## Task brief
Extract every line of the data below and reproduce each one verbatim, in its original order.

## Material for this task
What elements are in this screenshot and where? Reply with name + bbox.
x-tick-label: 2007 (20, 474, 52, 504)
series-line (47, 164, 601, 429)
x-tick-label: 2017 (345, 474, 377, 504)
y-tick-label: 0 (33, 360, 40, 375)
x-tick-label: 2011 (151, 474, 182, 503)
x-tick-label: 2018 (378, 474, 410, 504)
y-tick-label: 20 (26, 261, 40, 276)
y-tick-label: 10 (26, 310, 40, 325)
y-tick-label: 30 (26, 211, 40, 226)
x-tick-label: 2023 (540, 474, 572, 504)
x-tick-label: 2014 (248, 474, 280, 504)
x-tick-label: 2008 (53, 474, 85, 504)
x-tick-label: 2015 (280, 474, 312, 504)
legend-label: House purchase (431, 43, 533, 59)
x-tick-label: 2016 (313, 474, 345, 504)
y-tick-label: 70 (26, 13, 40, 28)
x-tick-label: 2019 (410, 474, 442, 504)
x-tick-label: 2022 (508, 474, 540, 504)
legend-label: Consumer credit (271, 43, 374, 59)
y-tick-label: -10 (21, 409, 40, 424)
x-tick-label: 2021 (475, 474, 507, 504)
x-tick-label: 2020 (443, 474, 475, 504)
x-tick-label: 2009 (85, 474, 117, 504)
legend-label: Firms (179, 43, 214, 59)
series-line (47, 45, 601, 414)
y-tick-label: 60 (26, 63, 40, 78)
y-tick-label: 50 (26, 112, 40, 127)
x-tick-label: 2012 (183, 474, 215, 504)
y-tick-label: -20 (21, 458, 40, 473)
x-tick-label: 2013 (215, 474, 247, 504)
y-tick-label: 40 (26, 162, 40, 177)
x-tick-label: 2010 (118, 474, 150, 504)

## Exercise response
What elements are in this screenshot and where? Reply with name + bbox.
x-tick-label: 2007 (20, 474, 52, 504)
series-line (47, 164, 601, 429)
x-tick-label: 2017 (345, 474, 377, 504)
y-tick-label: 0 (33, 360, 40, 375)
x-tick-label: 2011 (151, 474, 182, 503)
x-tick-label: 2018 (378, 474, 410, 504)
y-tick-label: 20 (26, 261, 40, 276)
y-tick-label: 10 (26, 310, 40, 325)
y-tick-label: 30 (26, 211, 40, 226)
x-tick-label: 2023 (540, 474, 572, 504)
x-tick-label: 2014 (248, 474, 280, 504)
x-tick-label: 2008 (53, 474, 85, 504)
x-tick-label: 2015 (280, 474, 312, 504)
legend-label: House purchase (431, 43, 533, 59)
x-tick-label: 2016 (313, 474, 345, 504)
y-tick-label: 70 (26, 13, 40, 28)
x-tick-label: 2019 (410, 474, 442, 504)
x-tick-label: 2022 (508, 474, 540, 504)
legend-label: Consumer credit (271, 43, 374, 59)
y-tick-label: -10 (21, 409, 40, 424)
x-tick-label: 2021 (475, 474, 507, 504)
x-tick-label: 2020 (443, 474, 475, 504)
x-tick-label: 2009 (85, 474, 117, 504)
legend-label: Firms (179, 43, 214, 59)
series-line (47, 45, 601, 414)
y-tick-label: 60 (26, 63, 40, 78)
y-tick-label: 50 (26, 112, 40, 127)
x-tick-label: 2012 (183, 474, 215, 504)
y-tick-label: -20 (21, 458, 40, 473)
x-tick-label: 2013 (215, 474, 247, 504)
y-tick-label: 40 (26, 162, 40, 177)
x-tick-label: 2010 (118, 474, 150, 504)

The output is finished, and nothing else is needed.